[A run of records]
'''

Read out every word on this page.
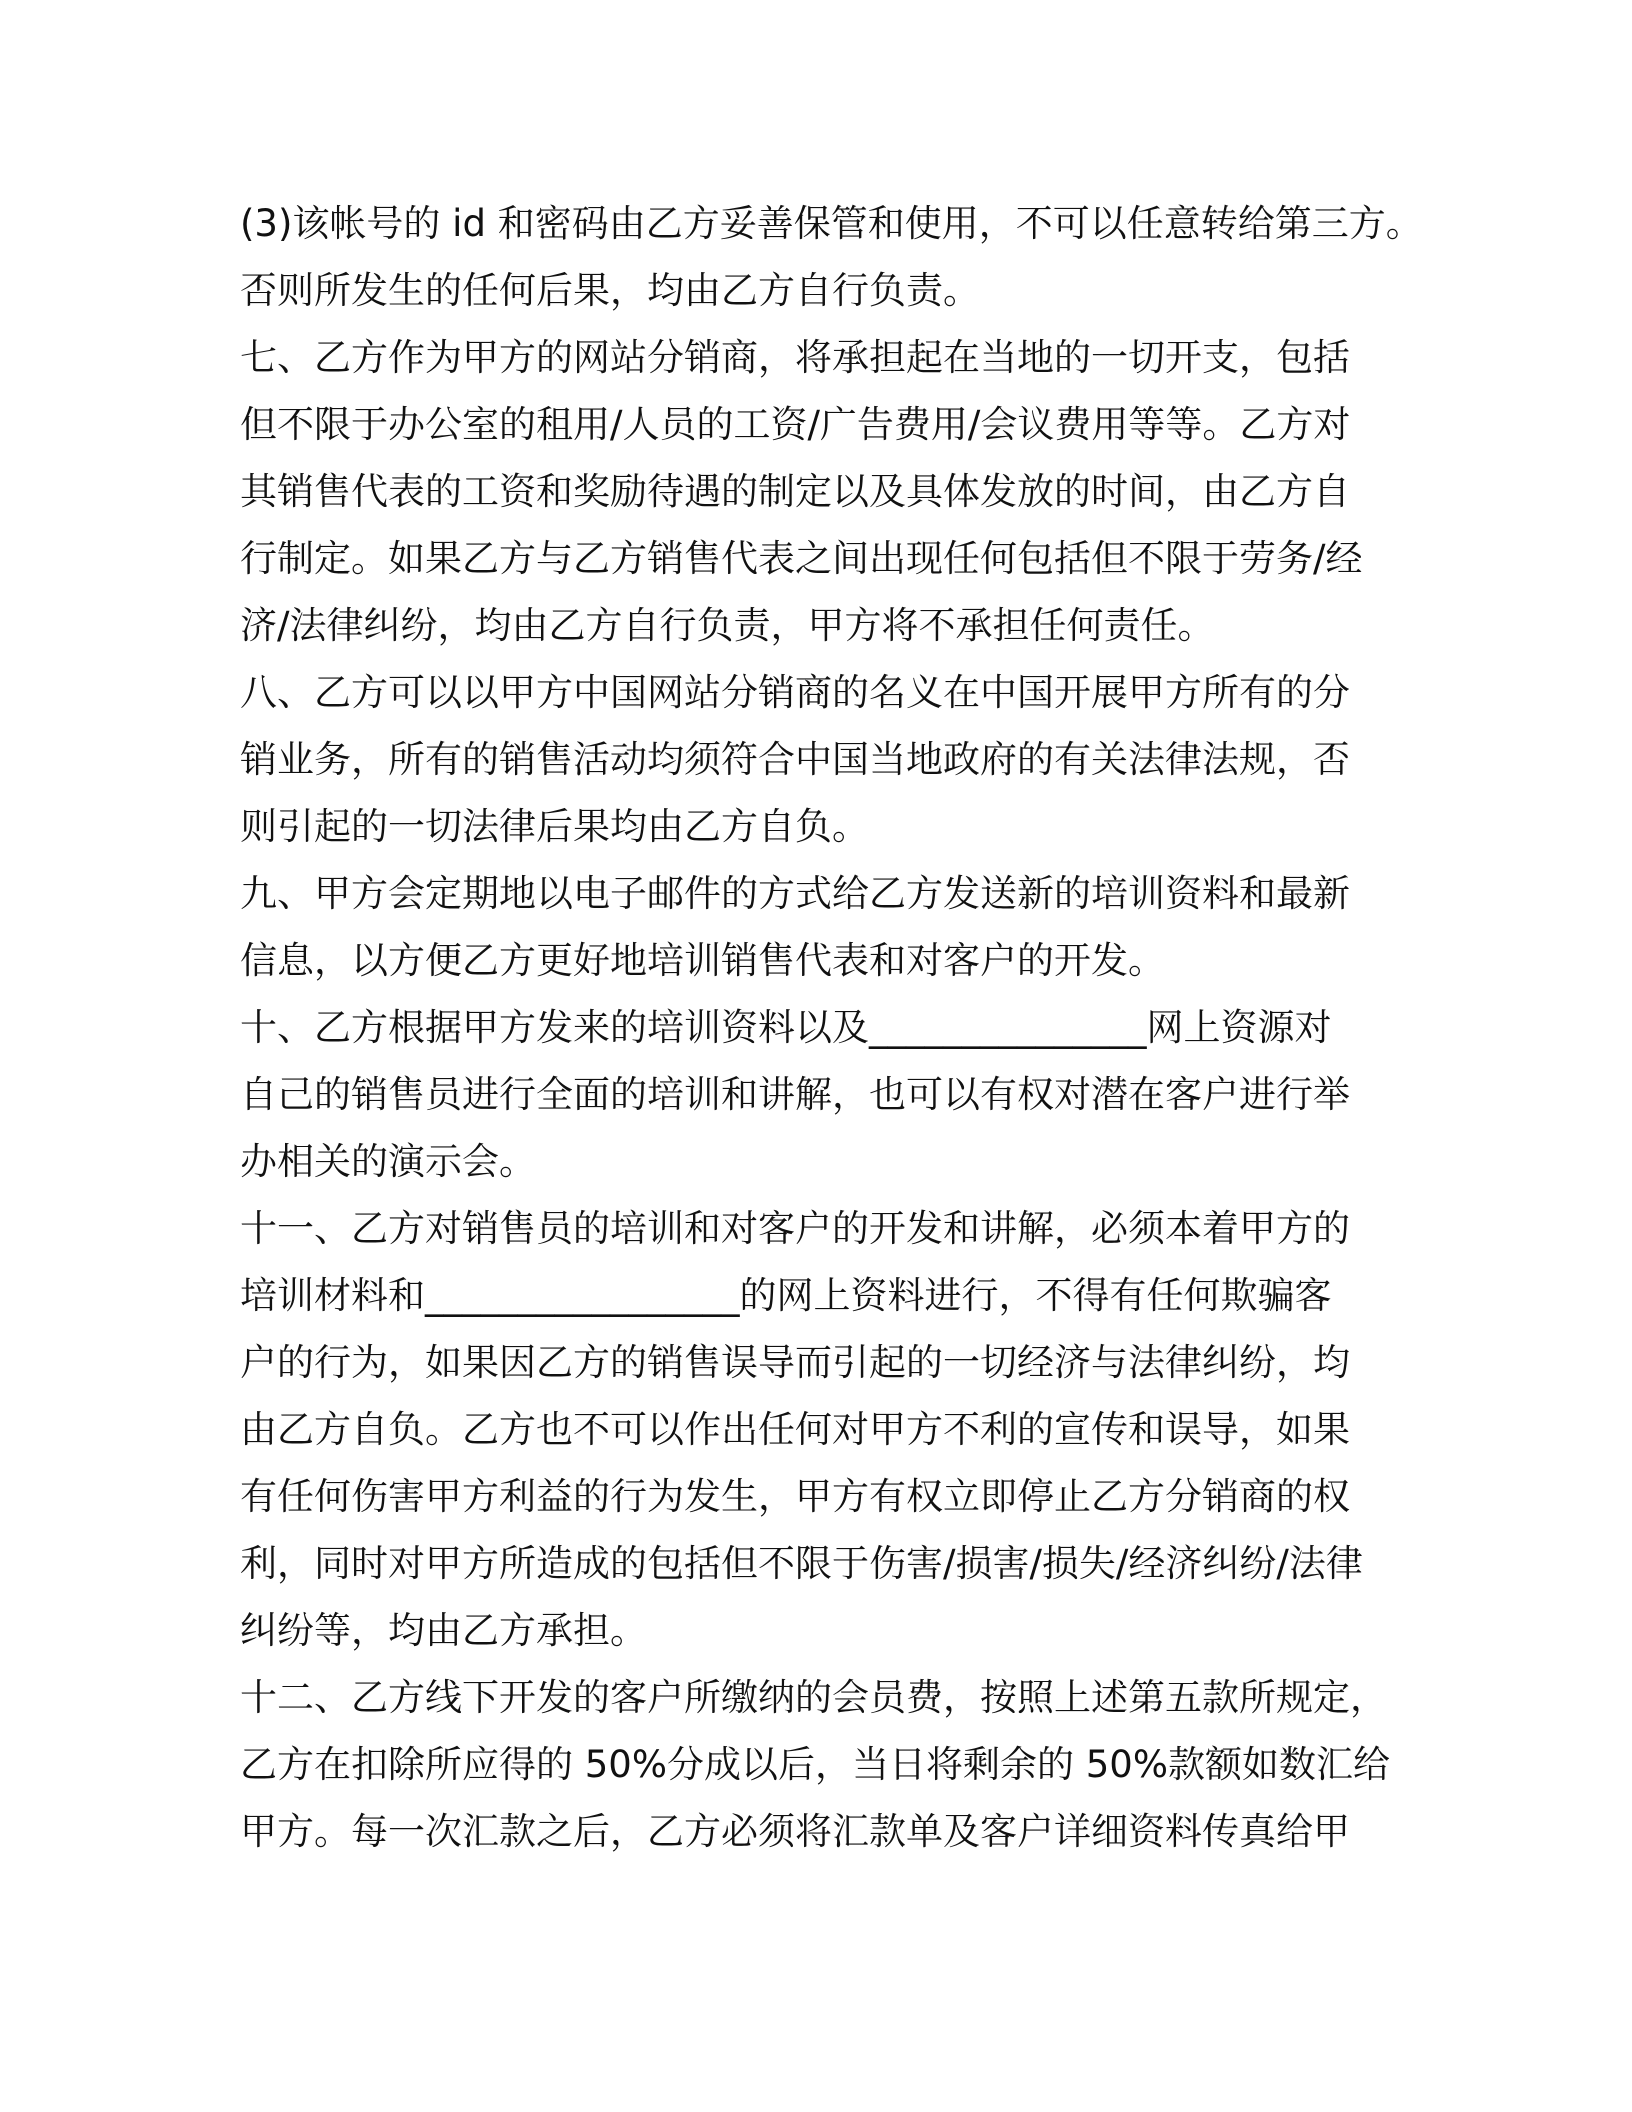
(3)该帐号的 id 和密码由乙方妥善保管和使用，不可以任意转给第三方。
否则所发生的任何后果，均由乙方自行负责。
七、乙方作为甲方的网站分销商，将承担起在当地的一切开支，包括
但不限于办公室的租用/人员的工资/广告费用/会议费用等等。乙方对
其销售代表的工资和奖励待遇的制定以及具体发放的时间，由乙方自
行制定。如果乙方与乙方销售代表之间出现任何包括但不限于劳务/经
济/法律纠纷，均由乙方自行负责，甲方将不承担任何责任。
八、乙方可以以甲方中国网站分销商的名义在中国开展甲方所有的分
销业务，所有的销售活动均须符合中国当地政府的有关法律法规，否
则引起的一切法律后果均由乙方自负。
九、甲方会定期地以电子邮件的方式给乙方发送新的培训资料和最新
信息，以方便乙方更好地培训销售代表和对客户的开发。
十、乙方根据甲方发来的培训资料以及_______________网上资源对
自己的销售员进行全面的培训和讲解，也可以有权对潜在客户进行举
办相关的演示会。
十一、乙方对销售员的培训和对客户的开发和讲解，必须本着甲方的
培训材料和_________________的网上资料进行，不得有任何欺骗客
户的行为，如果因乙方的销售误导而引起的一切经济与法律纠纷，均
由乙方自负。乙方也不可以作出任何对甲方不利的宣传和误导，如果
有任何伤害甲方利益的行为发生，甲方有权立即停止乙方分销商的权
利，同时对甲方所造成的包括但不限于伤害/损害/损失/经济纠纷/法律
纠纷等，均由乙方承担。
十二、乙方线下开发的客户所缴纳的会员费，按照上述第五款所规定，
乙方在扣除所应得的 50%分成以后，当日将剩余的 50%款额如数汇给
甲方。每一次汇款之后，乙方必须将汇款单及客户详细资料传真给甲
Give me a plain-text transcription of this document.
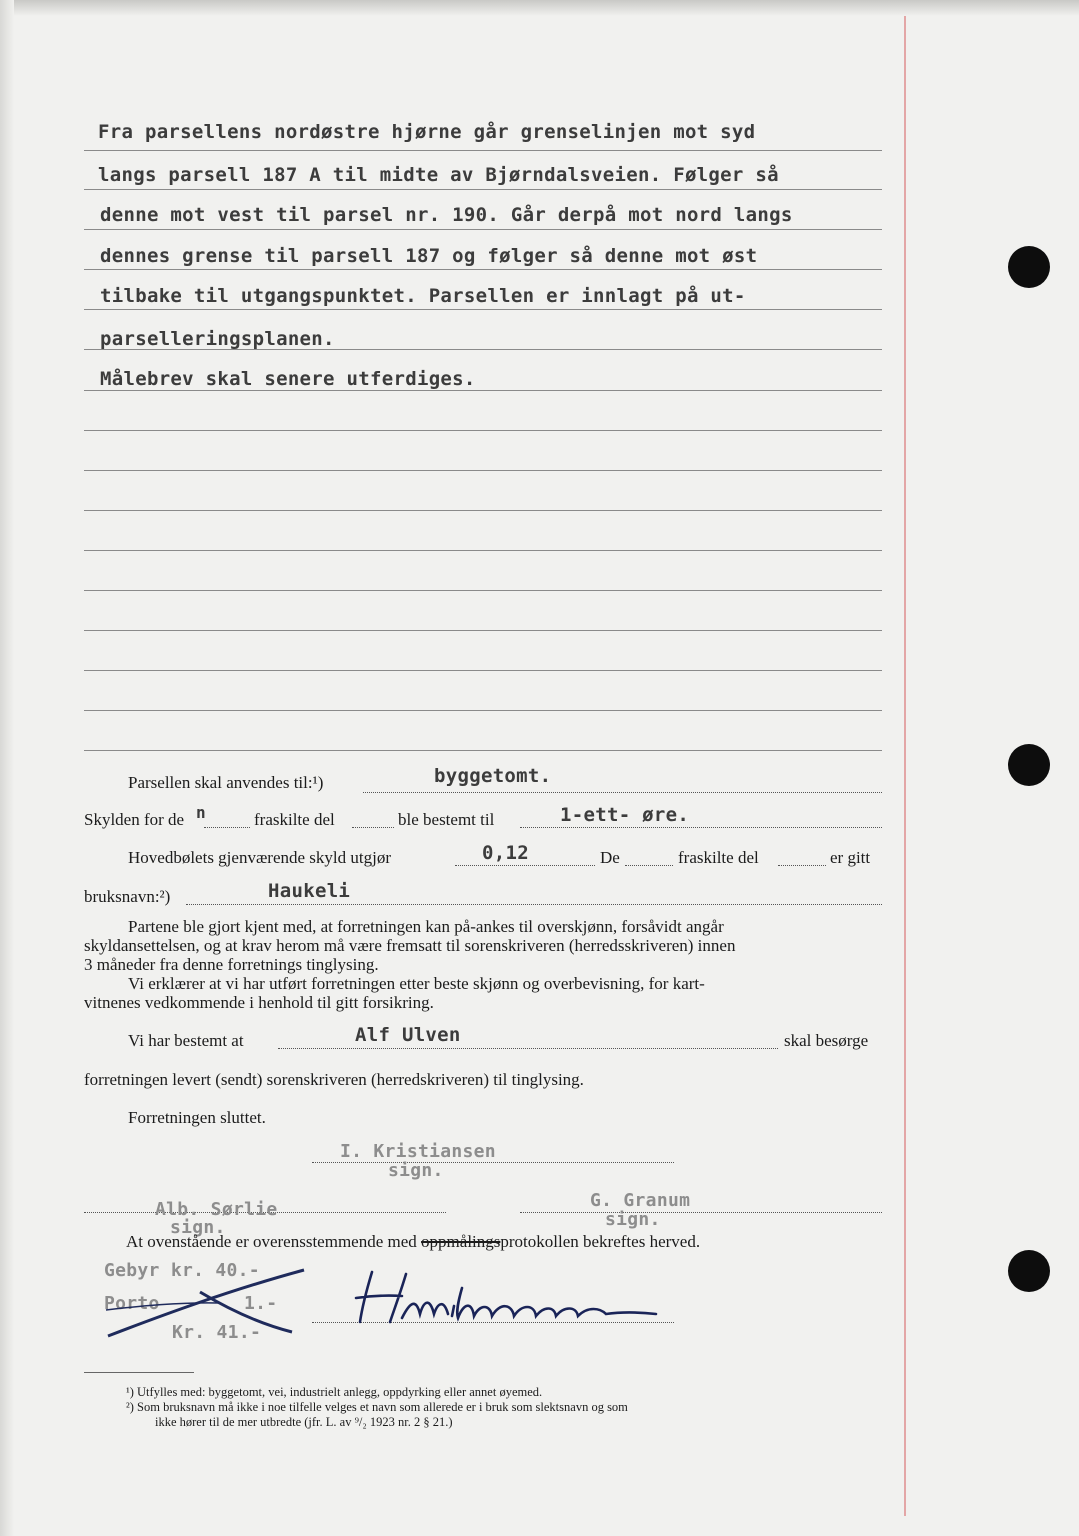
Fra parsellens nordøstre hjørne går grenselinjen mot syd
langs parsell 187 A til midte av Bjørndalsveien. Følger så
denne mot vest til parsel nr. 190. Går derpå mot nord langs
dennes grense til parsell 187 og følger så denne mot øst
tilbake til utgangspunktet. Parsellen er innlagt på ut-
parselleringsplanen.
Målebrev skal senere utferdiges.
Parsellen skal anvendes til:¹)	byggetomt.
Skylden for de n	fraskilte del	ble bestemt til	1-ett- øre.
Hovedbølets gjenværende skyld utgjør	0,12	De	fraskilte del	er gitt
bruksnavn:²)	Haukeli
Partene ble gjort kjent med, at forretningen kan på-ankes til overskjønn, forsåvidt angår
skyldansettelsen, og at krav herom må være fremsatt til sorenskriveren (herredsskriveren) innen
3 måneder fra denne forretnings tinglysing.
Vi erklærer at vi har utført forretningen etter beste skjønn og overbevisning, for kart-
vitnenes vedkommende i henhold til gitt forsikring.
Vi har bestemt at	Alf Ulven	skal besørge
forretningen levert (sendt) sorenskriveren (herredskriveren) til tinglysing.
Forretningen sluttet.
I. Kristiansen
sign.
Alb. Sørlie
sign.
G. Granum
sign.
At ovenstående er overensstemmende med oppmålingsprotokollen bekreftes herved.
Gebyr kr. 40.-
Porto	1.-
Kr. 41.-
¹) Utfylles med: byggetomt, vei, industrielt anlegg, oppdyrking eller annet øyemed.
²) Som bruksnavn må ikke i noe tilfelle velges et navn som allerede er i bruk som slektsnavn og som
ikke hører til de mer utbredte (jfr. L. av ⁹/₂ 1923 nr. 2 § 21.)
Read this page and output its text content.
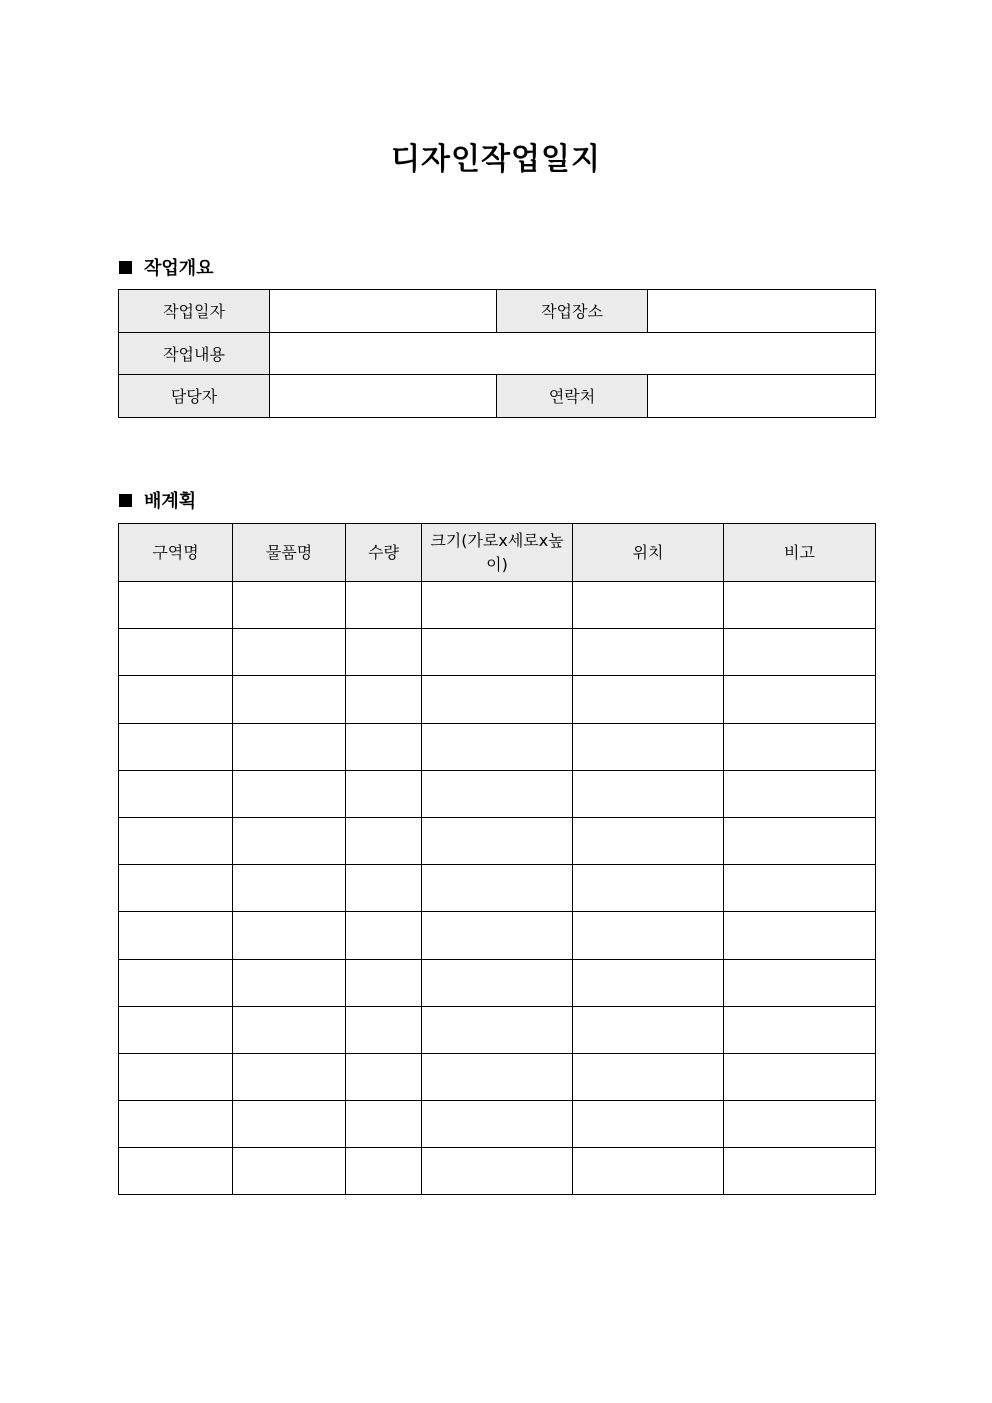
디자인작업일지
작업개요
작업일자		작업장소	
작업내용			
담당자		연락처	
배계획
구역명	물품명	수량	크기(가로x세로x높이)	위치	비고
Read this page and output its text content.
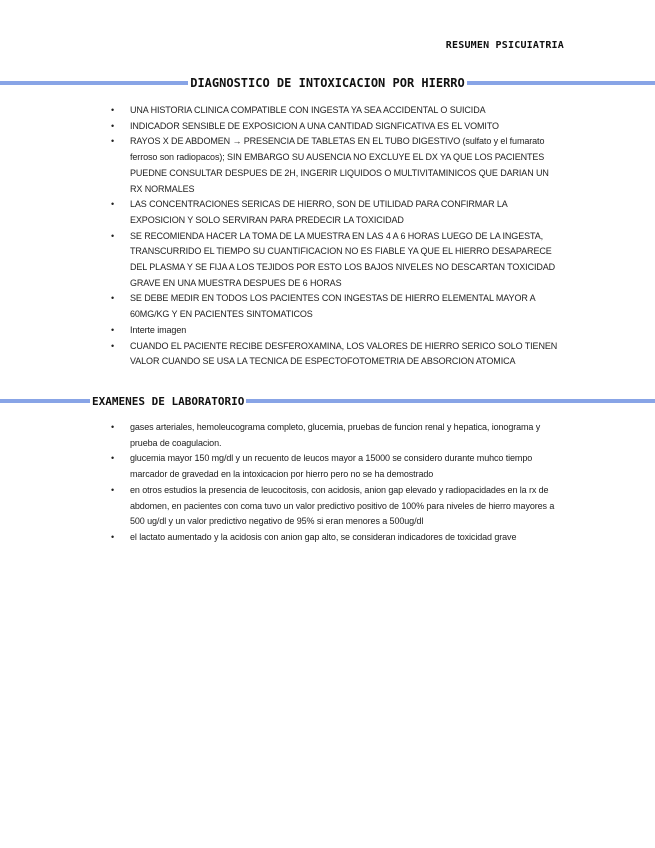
RESUMEN PSICUIATRIA
DIAGNOSTICO DE INTOXICACION POR HIERRO
• UNA HISTORIA CLINICA COMPATIBLE CON INGESTA YA SEA ACCIDENTAL O SUICIDA
• INDICADOR SENSIBLE DE EXPOSICION A UNA CANTIDAD SIGNFICATIVA ES EL VOMITO
• RAYOS X DE ABDOMEN → PRESENCIA DE TABLETAS EN EL TUBO DIGESTIVO (sulfato y el fumarato ferroso son radiopacos); SIN EMBARGO SU AUSENCIA NO EXCLUYE EL DX YA QUE LOS PACIENTES PUEDNE CONSULTAR DESPUES DE 2H, INGERIR LIQUIDOS O MULTIVITAMINICOS QUE DARIAN UN RX NORMALES
• LAS CONCENTRACIONES SERICAS DE HIERRO, SON DE UTILIDAD PARA CONFIRMAR LA EXPOSICION Y SOLO SERVIRAN PARA PREDECIR LA TOXICIDAD
• SE RECOMIENDA HACER LA TOMA DE LA MUESTRA EN LAS 4 A 6 HORAS LUEGO DE LA INGESTA, TRANSCURRIDO EL TIEMPO SU CUANTIFICACION NO ES FIABLE YA QUE EL HIERRO DESAPARECE DEL PLASMA Y SE FIJA A LOS TEJIDOS POR ESTO LOS BAJOS NIVELES NO DESCARTAN TOXICIDAD GRAVE EN UNA MUESTRA DESPUES DE 6 HORAS
• SE DEBE MEDIR EN TODOS LOS PACIENTES CON INGESTAS DE HIERRO ELEMENTAL MAYOR A 60MG/KG Y EN PACIENTES SINTOMATICOS
• Interte imagen
• CUANDO EL PACIENTE RECIBE DESFEROXAMINA, LOS VALORES DE HIERRO SERICO SOLO TIENEN VALOR CUANDO SE USA LA TECNICA DE ESPECTOFOTOMETRIA DE ABSORCION ATOMICA
EXAMENES DE LABORATORIO
• gases arteriales, hemoleucograma completo, glucemia, pruebas de funcion renal y hepatica, ionograma y prueba de coagulacion.
• glucemia mayor 150 mg/dl y un recuento de leucos mayor a 15000 se considero durante muhco tiempo marcador de gravedad en la intoxicacion por hierro pero no se ha demostrado
• en otros estudios la presencia de leucocitosis, con acidosis, anion gap elevado y radiopacidades en la rx de abdomen, en pacientes con coma tuvo un valor predictivo positivo de 100% para niveles de hierro mayores a 500 ug/dl y un valor predictivo negativo de 95% si eran menores a 500ug/dl
• el lactato aumentado y la acidosis con anion gap alto, se consideran indicadores de toxicidad grave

'''

_The exercise_
Select every line of the material above holding the word "tinglysing" and copy it.

_Task response_
3 måneder fra denne forretnings tinglysing.
forretningen levert (sendt) sorenskriveren (herredskriveren) til tinglysing.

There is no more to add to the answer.